* PROBLEM TO SOLVE:
Copy each line where the word "ylabel" occurs.

———

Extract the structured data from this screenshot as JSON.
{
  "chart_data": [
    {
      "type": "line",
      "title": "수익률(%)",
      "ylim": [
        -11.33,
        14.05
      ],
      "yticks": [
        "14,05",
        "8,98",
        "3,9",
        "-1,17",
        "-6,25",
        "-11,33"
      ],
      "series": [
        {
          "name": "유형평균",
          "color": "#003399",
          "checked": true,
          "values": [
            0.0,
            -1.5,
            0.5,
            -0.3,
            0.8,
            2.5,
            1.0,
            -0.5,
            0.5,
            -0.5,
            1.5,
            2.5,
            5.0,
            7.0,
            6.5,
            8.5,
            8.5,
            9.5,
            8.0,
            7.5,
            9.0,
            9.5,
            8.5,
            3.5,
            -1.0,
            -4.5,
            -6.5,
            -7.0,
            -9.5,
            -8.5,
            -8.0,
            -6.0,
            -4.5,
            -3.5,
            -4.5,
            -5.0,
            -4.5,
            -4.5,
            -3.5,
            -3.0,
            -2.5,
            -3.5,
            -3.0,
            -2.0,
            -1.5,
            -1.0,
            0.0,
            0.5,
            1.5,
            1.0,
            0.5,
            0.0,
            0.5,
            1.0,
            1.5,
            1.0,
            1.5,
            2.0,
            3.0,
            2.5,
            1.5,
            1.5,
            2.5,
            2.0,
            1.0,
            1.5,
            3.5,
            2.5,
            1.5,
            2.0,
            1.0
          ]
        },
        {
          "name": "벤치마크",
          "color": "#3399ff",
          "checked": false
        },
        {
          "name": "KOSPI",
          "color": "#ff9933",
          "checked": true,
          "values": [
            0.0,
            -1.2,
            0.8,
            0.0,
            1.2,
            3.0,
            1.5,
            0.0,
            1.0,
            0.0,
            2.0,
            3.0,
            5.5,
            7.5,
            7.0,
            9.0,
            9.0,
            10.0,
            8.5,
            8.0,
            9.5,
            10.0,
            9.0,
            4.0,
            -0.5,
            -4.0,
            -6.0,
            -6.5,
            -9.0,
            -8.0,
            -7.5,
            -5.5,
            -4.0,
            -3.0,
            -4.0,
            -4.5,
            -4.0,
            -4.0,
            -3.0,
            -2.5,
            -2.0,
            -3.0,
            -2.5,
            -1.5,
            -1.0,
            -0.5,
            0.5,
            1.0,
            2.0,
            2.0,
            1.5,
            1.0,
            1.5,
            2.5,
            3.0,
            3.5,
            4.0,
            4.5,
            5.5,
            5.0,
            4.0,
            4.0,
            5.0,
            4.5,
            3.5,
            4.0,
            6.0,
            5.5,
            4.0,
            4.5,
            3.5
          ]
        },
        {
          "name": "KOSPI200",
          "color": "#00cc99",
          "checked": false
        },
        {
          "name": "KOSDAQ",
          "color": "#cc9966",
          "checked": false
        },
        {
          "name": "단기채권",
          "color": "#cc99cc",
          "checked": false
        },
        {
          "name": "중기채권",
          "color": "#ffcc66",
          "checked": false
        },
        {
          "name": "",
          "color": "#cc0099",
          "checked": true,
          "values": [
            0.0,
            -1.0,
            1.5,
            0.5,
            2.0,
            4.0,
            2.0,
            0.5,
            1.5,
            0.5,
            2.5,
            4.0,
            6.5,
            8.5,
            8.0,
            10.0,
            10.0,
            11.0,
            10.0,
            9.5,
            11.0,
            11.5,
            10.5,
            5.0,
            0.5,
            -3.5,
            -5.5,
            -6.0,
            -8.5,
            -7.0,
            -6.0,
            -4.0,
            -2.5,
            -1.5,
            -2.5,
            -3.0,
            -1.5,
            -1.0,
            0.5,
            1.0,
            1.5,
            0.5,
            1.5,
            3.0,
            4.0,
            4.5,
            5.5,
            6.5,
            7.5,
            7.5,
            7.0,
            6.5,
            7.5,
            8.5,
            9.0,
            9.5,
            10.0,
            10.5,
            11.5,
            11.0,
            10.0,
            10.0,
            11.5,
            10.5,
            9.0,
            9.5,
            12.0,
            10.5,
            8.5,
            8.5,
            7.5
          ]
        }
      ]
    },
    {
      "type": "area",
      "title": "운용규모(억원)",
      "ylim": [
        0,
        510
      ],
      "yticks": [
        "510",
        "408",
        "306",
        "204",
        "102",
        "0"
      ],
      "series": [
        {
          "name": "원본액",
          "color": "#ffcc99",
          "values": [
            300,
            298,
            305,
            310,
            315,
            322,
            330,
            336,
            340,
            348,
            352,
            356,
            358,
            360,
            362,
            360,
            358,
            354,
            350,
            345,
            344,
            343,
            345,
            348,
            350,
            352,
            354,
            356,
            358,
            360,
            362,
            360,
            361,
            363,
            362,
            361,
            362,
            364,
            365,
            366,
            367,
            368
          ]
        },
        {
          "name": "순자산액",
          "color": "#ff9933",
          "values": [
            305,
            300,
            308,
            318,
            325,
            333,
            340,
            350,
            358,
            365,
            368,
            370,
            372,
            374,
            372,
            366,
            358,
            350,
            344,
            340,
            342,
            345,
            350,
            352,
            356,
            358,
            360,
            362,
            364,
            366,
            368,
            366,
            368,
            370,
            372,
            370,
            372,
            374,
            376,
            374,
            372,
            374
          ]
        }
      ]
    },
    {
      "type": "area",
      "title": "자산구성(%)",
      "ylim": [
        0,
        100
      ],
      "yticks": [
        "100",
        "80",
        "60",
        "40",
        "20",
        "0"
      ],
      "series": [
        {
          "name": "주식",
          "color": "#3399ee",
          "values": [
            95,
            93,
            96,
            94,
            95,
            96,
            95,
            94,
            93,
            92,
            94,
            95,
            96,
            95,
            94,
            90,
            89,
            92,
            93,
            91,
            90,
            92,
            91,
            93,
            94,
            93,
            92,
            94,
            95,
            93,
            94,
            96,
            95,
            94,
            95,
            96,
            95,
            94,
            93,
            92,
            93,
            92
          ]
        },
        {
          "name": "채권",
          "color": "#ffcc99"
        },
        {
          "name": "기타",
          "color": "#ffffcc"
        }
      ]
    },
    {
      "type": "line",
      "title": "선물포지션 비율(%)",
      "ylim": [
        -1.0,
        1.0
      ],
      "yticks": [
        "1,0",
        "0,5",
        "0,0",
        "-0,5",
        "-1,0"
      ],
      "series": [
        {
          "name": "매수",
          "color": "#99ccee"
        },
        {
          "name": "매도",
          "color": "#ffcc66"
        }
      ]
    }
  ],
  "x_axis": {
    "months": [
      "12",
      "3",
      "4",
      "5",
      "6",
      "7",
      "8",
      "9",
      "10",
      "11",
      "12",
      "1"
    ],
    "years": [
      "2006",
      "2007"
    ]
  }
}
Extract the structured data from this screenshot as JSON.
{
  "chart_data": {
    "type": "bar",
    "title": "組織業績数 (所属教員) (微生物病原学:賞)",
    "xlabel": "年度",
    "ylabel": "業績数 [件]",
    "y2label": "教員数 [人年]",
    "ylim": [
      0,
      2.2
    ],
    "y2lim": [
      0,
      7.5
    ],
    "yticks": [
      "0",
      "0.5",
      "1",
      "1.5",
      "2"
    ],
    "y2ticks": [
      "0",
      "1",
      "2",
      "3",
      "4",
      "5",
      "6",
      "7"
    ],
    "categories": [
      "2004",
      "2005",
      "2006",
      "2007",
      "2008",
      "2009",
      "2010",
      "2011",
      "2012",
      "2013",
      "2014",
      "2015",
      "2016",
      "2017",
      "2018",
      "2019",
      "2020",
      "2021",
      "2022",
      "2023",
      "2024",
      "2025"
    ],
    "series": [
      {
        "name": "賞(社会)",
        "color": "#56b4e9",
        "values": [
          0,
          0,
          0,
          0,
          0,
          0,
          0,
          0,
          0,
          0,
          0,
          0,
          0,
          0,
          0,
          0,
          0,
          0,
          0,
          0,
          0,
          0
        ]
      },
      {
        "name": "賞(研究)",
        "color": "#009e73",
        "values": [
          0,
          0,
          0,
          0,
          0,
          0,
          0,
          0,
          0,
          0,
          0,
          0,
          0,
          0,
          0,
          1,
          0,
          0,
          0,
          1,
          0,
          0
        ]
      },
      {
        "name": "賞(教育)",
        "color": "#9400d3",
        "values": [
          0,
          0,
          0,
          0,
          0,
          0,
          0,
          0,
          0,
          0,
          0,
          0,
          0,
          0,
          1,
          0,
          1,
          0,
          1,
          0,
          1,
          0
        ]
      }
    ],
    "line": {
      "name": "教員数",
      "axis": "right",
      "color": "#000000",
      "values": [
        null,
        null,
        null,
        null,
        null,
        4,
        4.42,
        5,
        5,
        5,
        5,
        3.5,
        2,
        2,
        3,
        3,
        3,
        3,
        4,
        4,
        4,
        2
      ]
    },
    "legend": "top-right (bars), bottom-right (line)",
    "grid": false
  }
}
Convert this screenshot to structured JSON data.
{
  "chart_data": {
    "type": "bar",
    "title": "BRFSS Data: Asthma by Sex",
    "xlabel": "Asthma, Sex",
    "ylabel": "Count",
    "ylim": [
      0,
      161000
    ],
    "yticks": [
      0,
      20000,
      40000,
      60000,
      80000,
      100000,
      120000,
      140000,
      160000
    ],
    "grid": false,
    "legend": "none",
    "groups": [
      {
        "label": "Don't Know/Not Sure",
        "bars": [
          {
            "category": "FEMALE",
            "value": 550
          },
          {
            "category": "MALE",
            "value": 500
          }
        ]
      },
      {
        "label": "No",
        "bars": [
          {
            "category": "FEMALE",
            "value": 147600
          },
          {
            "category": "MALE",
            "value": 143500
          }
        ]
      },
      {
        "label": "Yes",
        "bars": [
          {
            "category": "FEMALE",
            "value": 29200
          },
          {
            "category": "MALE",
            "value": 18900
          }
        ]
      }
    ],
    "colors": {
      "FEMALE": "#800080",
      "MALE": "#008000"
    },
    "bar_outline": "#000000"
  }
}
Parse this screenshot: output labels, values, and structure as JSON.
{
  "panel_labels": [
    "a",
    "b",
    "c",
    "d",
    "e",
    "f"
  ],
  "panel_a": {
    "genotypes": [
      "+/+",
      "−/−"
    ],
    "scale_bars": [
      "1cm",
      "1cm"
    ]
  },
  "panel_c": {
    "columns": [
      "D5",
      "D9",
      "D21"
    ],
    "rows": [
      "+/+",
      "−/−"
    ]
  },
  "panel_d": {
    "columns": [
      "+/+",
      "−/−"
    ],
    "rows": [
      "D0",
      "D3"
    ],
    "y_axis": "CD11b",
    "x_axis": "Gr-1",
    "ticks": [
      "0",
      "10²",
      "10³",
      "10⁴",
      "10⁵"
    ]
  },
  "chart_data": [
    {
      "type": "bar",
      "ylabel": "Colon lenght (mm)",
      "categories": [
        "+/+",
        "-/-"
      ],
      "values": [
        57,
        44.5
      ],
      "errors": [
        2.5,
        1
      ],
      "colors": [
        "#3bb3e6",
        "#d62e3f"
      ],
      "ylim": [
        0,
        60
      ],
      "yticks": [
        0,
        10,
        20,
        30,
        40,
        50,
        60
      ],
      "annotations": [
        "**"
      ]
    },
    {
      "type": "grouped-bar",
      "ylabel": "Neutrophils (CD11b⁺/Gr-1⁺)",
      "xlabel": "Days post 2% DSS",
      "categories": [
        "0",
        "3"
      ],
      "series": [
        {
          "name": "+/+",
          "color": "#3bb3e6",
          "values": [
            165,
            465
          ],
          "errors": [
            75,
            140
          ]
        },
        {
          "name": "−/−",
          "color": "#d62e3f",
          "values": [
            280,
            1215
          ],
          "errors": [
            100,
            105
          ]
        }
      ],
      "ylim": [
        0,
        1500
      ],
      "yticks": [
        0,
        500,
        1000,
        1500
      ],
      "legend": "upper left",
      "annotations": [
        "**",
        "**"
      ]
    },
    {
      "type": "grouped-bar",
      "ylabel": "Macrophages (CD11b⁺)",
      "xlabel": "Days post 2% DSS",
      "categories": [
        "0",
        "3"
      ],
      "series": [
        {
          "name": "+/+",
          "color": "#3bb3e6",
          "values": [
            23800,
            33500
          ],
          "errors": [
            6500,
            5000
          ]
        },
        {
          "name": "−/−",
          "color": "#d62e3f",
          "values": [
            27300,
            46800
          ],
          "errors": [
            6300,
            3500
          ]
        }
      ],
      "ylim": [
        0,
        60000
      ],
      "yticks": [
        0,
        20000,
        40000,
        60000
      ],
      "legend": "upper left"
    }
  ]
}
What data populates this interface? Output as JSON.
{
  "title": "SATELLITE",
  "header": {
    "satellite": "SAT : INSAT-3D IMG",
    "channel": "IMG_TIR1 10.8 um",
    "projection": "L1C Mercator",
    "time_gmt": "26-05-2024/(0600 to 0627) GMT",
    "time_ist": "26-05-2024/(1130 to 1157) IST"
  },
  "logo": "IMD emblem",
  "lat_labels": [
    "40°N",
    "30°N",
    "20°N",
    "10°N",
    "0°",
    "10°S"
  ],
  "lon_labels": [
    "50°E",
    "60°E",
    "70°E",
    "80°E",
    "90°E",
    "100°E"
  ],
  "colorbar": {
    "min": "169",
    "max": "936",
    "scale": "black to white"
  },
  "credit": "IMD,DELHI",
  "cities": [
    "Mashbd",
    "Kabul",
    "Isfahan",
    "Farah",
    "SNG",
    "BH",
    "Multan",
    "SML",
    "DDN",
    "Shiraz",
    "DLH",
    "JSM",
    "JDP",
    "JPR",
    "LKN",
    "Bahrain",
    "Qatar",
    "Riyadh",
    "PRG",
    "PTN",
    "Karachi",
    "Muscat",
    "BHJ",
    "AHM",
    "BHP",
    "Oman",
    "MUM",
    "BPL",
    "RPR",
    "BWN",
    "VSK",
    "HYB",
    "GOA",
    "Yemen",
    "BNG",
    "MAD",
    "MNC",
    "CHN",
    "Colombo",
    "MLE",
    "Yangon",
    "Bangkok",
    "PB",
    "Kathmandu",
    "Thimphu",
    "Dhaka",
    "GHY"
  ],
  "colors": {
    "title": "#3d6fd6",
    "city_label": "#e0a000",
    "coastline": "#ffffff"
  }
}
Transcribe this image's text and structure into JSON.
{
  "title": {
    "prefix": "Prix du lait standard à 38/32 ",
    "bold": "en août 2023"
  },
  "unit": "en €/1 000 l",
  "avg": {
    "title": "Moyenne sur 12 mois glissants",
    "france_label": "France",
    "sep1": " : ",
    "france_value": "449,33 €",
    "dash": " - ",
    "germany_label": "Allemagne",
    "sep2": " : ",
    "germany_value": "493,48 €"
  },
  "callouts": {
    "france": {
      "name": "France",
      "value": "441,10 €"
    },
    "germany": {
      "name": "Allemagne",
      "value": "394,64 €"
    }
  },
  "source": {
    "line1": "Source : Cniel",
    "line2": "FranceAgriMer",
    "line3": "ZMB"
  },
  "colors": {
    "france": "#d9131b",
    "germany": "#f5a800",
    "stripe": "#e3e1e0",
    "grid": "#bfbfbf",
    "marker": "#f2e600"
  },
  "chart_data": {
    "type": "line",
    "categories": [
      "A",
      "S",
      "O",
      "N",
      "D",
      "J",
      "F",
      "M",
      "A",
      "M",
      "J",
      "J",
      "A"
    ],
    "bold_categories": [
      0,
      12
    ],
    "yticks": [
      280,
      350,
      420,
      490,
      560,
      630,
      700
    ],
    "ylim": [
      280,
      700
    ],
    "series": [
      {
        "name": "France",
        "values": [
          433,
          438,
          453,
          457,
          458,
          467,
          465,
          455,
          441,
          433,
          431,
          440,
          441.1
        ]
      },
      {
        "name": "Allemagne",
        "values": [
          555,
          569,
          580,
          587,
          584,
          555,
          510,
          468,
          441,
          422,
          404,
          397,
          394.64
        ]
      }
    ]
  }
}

———

* SOLUTION FOR THIS PROBLEM:
    "ylabel": "業績数 [件]",
    "ylabel": "Count",
      "ylabel": "Colon lenght (mm)",
      "ylabel": "Neutrophils (CD11b⁺/Gr-1⁺)",
      "ylabel": "Macrophages (CD11b⁺)",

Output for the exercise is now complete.